- _Task_:
Search the data for the string "JKHM" and gather each line it is in.

- _Material shown_:
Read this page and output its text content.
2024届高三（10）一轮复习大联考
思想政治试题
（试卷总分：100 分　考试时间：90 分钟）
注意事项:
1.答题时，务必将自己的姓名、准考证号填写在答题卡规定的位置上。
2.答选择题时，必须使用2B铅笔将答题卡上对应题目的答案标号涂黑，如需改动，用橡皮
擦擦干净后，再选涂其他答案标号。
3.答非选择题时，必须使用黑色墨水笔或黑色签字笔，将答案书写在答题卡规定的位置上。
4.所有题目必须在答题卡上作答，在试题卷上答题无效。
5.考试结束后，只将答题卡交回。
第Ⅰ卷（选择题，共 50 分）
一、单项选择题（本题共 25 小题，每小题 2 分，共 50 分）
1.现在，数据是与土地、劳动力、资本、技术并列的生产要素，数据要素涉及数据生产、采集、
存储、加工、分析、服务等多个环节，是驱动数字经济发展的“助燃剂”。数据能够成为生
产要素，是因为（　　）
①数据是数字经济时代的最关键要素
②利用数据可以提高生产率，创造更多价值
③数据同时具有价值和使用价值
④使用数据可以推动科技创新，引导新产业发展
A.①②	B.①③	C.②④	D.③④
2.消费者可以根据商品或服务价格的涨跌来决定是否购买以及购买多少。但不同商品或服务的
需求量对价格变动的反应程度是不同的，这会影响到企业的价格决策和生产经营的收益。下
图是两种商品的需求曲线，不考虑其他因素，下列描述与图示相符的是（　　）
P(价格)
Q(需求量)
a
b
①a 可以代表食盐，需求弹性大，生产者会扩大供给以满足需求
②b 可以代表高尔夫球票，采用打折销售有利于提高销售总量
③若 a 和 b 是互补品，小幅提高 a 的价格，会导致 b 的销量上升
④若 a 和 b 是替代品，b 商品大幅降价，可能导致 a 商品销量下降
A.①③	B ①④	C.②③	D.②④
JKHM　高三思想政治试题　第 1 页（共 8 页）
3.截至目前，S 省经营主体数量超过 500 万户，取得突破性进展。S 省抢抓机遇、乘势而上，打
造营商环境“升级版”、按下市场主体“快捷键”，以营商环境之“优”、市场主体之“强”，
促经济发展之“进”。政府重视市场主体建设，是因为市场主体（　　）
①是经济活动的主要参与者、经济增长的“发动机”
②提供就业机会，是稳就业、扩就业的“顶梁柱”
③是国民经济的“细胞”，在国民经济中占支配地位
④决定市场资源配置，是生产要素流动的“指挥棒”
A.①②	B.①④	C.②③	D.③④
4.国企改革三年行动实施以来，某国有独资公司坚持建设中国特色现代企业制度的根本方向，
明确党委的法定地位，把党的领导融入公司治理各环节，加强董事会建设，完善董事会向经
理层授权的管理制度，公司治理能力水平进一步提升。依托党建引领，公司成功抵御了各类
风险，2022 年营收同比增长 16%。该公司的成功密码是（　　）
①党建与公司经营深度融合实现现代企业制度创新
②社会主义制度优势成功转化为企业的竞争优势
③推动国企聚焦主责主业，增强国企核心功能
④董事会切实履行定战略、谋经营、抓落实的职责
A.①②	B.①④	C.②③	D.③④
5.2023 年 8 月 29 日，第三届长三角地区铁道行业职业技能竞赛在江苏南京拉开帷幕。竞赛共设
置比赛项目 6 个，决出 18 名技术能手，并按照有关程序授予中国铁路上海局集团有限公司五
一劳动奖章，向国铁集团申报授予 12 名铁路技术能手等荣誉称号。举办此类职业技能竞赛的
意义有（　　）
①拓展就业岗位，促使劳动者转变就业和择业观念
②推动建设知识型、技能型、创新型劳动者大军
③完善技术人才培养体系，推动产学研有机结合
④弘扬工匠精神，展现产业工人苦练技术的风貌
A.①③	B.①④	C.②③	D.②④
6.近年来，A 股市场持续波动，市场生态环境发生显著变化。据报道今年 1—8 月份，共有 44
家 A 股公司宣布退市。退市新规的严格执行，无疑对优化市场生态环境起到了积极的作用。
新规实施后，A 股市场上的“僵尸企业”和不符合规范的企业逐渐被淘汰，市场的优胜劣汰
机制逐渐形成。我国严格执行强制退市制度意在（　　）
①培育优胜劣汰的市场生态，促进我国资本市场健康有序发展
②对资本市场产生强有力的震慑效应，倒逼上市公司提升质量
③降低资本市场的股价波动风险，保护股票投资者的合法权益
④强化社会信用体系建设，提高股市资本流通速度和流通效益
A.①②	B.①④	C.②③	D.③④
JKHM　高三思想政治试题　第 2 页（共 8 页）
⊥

- _The output_:
JKHM　高三思想政治试题　第 1 页（共 8 页）
JKHM　高三思想政治试题　第 2 页（共 8 页）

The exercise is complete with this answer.